◆ What needs to be done ◆
Give back all of the records underneath exactly, with no omissions.

◆ Source material ◆
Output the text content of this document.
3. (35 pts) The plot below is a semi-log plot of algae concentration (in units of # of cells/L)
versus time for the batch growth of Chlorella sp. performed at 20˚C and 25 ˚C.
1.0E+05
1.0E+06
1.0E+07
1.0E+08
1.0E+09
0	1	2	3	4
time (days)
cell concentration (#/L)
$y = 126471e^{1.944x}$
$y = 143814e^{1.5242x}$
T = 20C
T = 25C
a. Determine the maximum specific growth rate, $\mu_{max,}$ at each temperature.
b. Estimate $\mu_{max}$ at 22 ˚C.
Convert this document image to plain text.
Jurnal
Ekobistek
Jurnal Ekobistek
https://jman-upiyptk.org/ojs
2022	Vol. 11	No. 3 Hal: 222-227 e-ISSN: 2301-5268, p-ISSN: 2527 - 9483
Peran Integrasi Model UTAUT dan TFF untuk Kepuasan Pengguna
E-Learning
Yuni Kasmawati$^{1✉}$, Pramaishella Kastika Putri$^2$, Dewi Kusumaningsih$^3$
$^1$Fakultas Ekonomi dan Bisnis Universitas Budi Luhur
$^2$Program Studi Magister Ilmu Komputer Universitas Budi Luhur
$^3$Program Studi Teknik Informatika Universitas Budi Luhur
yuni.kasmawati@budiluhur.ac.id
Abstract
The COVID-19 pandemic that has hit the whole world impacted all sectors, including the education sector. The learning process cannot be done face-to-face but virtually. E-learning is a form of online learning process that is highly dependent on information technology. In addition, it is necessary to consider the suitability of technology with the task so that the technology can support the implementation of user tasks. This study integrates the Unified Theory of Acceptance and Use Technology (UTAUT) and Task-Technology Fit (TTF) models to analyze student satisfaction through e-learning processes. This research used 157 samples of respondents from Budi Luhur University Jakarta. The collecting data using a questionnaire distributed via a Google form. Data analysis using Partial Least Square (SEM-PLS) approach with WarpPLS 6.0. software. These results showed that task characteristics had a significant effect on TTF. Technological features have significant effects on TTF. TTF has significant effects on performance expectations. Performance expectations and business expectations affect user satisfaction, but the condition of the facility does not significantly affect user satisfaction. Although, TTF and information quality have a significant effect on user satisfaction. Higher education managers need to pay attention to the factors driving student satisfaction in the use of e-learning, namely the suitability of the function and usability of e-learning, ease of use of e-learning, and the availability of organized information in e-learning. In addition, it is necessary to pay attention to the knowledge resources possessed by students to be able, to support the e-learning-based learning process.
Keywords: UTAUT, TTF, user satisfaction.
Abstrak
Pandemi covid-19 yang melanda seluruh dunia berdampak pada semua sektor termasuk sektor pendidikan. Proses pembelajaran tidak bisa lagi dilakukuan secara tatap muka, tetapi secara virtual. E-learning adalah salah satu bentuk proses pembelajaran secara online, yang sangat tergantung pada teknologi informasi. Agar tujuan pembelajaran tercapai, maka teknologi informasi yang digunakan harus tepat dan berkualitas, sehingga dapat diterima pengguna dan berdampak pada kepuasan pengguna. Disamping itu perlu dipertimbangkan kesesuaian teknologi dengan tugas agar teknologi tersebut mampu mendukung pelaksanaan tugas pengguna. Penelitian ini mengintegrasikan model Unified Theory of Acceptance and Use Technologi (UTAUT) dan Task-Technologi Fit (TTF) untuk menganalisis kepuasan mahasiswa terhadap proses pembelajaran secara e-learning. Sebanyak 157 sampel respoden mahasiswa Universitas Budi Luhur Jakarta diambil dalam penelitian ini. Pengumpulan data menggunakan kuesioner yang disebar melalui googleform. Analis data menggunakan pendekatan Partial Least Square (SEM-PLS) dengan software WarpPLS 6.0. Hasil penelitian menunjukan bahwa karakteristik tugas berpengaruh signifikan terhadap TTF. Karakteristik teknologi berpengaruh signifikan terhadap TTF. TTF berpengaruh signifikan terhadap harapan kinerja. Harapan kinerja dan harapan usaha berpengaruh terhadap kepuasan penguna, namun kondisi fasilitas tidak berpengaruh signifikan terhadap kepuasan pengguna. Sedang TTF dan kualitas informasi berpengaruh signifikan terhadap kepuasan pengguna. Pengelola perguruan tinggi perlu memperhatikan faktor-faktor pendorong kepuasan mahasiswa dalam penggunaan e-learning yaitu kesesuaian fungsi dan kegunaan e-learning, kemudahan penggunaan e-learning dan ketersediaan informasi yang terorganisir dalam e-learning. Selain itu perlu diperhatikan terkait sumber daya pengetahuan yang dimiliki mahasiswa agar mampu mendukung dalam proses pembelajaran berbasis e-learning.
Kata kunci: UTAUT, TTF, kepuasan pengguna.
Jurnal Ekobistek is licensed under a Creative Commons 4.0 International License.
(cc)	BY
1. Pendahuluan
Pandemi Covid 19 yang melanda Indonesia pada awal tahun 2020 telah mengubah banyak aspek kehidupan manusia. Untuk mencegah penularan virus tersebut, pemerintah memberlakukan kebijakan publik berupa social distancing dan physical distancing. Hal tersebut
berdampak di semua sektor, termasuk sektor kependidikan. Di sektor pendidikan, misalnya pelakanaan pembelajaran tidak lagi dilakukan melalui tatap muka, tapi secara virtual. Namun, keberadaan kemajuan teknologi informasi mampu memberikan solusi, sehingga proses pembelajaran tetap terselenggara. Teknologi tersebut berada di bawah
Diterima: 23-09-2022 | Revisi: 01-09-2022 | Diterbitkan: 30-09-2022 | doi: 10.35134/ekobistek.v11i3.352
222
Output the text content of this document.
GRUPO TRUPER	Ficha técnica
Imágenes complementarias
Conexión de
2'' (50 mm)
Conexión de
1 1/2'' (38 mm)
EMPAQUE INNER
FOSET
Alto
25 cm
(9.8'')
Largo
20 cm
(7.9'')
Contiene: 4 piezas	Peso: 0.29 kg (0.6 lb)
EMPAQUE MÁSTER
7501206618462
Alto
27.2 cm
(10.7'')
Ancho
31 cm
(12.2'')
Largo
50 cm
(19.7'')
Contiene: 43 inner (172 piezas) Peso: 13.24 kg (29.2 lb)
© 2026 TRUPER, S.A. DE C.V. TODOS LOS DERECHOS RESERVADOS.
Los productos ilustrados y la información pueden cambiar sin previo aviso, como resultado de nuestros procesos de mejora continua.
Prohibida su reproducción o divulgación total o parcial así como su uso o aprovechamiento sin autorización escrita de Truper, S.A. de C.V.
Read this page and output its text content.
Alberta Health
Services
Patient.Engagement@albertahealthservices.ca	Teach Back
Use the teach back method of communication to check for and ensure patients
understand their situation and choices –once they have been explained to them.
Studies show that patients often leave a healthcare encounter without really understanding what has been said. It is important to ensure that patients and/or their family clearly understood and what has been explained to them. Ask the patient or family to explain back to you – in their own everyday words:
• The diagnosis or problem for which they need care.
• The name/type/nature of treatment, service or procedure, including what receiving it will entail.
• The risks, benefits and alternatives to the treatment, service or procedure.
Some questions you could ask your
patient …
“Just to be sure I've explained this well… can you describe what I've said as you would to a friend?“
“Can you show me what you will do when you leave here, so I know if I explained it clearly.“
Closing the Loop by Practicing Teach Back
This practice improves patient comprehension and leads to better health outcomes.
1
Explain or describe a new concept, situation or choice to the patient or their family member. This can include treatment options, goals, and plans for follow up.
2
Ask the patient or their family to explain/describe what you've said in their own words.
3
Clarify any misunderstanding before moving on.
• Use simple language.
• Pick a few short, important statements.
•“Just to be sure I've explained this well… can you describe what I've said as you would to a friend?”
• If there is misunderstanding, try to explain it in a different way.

◆ Exercise solution ◆
Output the text content of this document.
3. (35 pts) The plot below is a semi-log plot of algae concentration (in units of # of cells/L)
versus time for the batch growth of Chlorella sp. performed at 20˚C and 25 ˚C.
1.0E+05
1.0E+06
1.0E+07
1.0E+08
1.0E+09
0	1	2	3	4
time (days)
cell concentration (#/L)
$y = 126471e^{1.944x}$
$y = 143814e^{1.5242x}$
T = 20C
T = 25C
a. Determine the maximum specific growth rate, $\mu_{max,}$ at each temperature.
b. Estimate $\mu_{max}$ at 22 ˚C.
Convert this document image to plain text.
Jurnal
Ekobistek
Jurnal Ekobistek
https://jman-upiyptk.org/ojs
2022	Vol. 11	No. 3 Hal: 222-227 e-ISSN: 2301-5268, p-ISSN: 2527 - 9483
Peran Integrasi Model UTAUT dan TFF untuk Kepuasan Pengguna
E-Learning
Yuni Kasmawati$^{1✉}$, Pramaishella Kastika Putri$^2$, Dewi Kusumaningsih$^3$
$^1$Fakultas Ekonomi dan Bisnis Universitas Budi Luhur
$^2$Program Studi Magister Ilmu Komputer Universitas Budi Luhur
$^3$Program Studi Teknik Informatika Universitas Budi Luhur
yuni.kasmawati@budiluhur.ac.id
Abstract
The COVID-19 pandemic that has hit the whole world impacted all sectors, including the education sector. The learning process cannot be done face-to-face but virtually. E-learning is a form of online learning process that is highly dependent on information technology. In addition, it is necessary to consider the suitability of technology with the task so that the technology can support the implementation of user tasks. This study integrates the Unified Theory of Acceptance and Use Technology (UTAUT) and Task-Technology Fit (TTF) models to analyze student satisfaction through e-learning processes. This research used 157 samples of respondents from Budi Luhur University Jakarta. The collecting data using a questionnaire distributed via a Google form. Data analysis using Partial Least Square (SEM-PLS) approach with WarpPLS 6.0. software. These results showed that task characteristics had a significant effect on TTF. Technological features have significant effects on TTF. TTF has significant effects on performance expectations. Performance expectations and business expectations affect user satisfaction, but the condition of the facility does not significantly affect user satisfaction. Although, TTF and information quality have a significant effect on user satisfaction. Higher education managers need to pay attention to the factors driving student satisfaction in the use of e-learning, namely the suitability of the function and usability of e-learning, ease of use of e-learning, and the availability of organized information in e-learning. In addition, it is necessary to pay attention to the knowledge resources possessed by students to be able, to support the e-learning-based learning process.
Keywords: UTAUT, TTF, user satisfaction.
Abstrak
Pandemi covid-19 yang melanda seluruh dunia berdampak pada semua sektor termasuk sektor pendidikan. Proses pembelajaran tidak bisa lagi dilakukuan secara tatap muka, tetapi secara virtual. E-learning adalah salah satu bentuk proses pembelajaran secara online, yang sangat tergantung pada teknologi informasi. Agar tujuan pembelajaran tercapai, maka teknologi informasi yang digunakan harus tepat dan berkualitas, sehingga dapat diterima pengguna dan berdampak pada kepuasan pengguna. Disamping itu perlu dipertimbangkan kesesuaian teknologi dengan tugas agar teknologi tersebut mampu mendukung pelaksanaan tugas pengguna. Penelitian ini mengintegrasikan model Unified Theory of Acceptance and Use Technologi (UTAUT) dan Task-Technologi Fit (TTF) untuk menganalisis kepuasan mahasiswa terhadap proses pembelajaran secara e-learning. Sebanyak 157 sampel respoden mahasiswa Universitas Budi Luhur Jakarta diambil dalam penelitian ini. Pengumpulan data menggunakan kuesioner yang disebar melalui googleform. Analis data menggunakan pendekatan Partial Least Square (SEM-PLS) dengan software WarpPLS 6.0. Hasil penelitian menunjukan bahwa karakteristik tugas berpengaruh signifikan terhadap TTF. Karakteristik teknologi berpengaruh signifikan terhadap TTF. TTF berpengaruh signifikan terhadap harapan kinerja. Harapan kinerja dan harapan usaha berpengaruh terhadap kepuasan penguna, namun kondisi fasilitas tidak berpengaruh signifikan terhadap kepuasan pengguna. Sedang TTF dan kualitas informasi berpengaruh signifikan terhadap kepuasan pengguna. Pengelola perguruan tinggi perlu memperhatikan faktor-faktor pendorong kepuasan mahasiswa dalam penggunaan e-learning yaitu kesesuaian fungsi dan kegunaan e-learning, kemudahan penggunaan e-learning dan ketersediaan informasi yang terorganisir dalam e-learning. Selain itu perlu diperhatikan terkait sumber daya pengetahuan yang dimiliki mahasiswa agar mampu mendukung dalam proses pembelajaran berbasis e-learning.
Kata kunci: UTAUT, TTF, kepuasan pengguna.
Jurnal Ekobistek is licensed under a Creative Commons 4.0 International License.
(cc)	BY
1. Pendahuluan
Pandemi Covid 19 yang melanda Indonesia pada awal tahun 2020 telah mengubah banyak aspek kehidupan manusia. Untuk mencegah penularan virus tersebut, pemerintah memberlakukan kebijakan publik berupa social distancing dan physical distancing. Hal tersebut
berdampak di semua sektor, termasuk sektor kependidikan. Di sektor pendidikan, misalnya pelakanaan pembelajaran tidak lagi dilakukan melalui tatap muka, tapi secara virtual. Namun, keberadaan kemajuan teknologi informasi mampu memberikan solusi, sehingga proses pembelajaran tetap terselenggara. Teknologi tersebut berada di bawah
Diterima: 23-09-2022 | Revisi: 01-09-2022 | Diterbitkan: 30-09-2022 | doi: 10.35134/ekobistek.v11i3.352
222
Output the text content of this document.
GRUPO TRUPER	Ficha técnica
Imágenes complementarias
Conexión de
2'' (50 mm)
Conexión de
1 1/2'' (38 mm)
EMPAQUE INNER
FOSET
Alto
25 cm
(9.8'')
Largo
20 cm
(7.9'')
Contiene: 4 piezas	Peso: 0.29 kg (0.6 lb)
EMPAQUE MÁSTER
7501206618462
Alto
27.2 cm
(10.7'')
Ancho
31 cm
(12.2'')
Largo
50 cm
(19.7'')
Contiene: 43 inner (172 piezas) Peso: 13.24 kg (29.2 lb)
© 2026 TRUPER, S.A. DE C.V. TODOS LOS DERECHOS RESERVADOS.
Los productos ilustrados y la información pueden cambiar sin previo aviso, como resultado de nuestros procesos de mejora continua.
Prohibida su reproducción o divulgación total o parcial así como su uso o aprovechamiento sin autorización escrita de Truper, S.A. de C.V.
Read this page and output its text content.
Alberta Health
Services
Patient.Engagement@albertahealthservices.ca	Teach Back
Use the teach back method of communication to check for and ensure patients
understand their situation and choices –once they have been explained to them.
Studies show that patients often leave a healthcare encounter without really understanding what has been said. It is important to ensure that patients and/or their family clearly understood and what has been explained to them. Ask the patient or family to explain back to you – in their own everyday words:
• The diagnosis or problem for which they need care.
• The name/type/nature of treatment, service or procedure, including what receiving it will entail.
• The risks, benefits and alternatives to the treatment, service or procedure.
Some questions you could ask your
patient …
“Just to be sure I've explained this well… can you describe what I've said as you would to a friend?“
“Can you show me what you will do when you leave here, so I know if I explained it clearly.“
Closing the Loop by Practicing Teach Back
This practice improves patient comprehension and leads to better health outcomes.
1
Explain or describe a new concept, situation or choice to the patient or their family member. This can include treatment options, goals, and plans for follow up.
2
Ask the patient or their family to explain/describe what you've said in their own words.
3
Clarify any misunderstanding before moving on.
• Use simple language.
• Pick a few short, important statements.
•“Just to be sure I've explained this well… can you describe what I've said as you would to a friend?”
• If there is misunderstanding, try to explain it in a different way.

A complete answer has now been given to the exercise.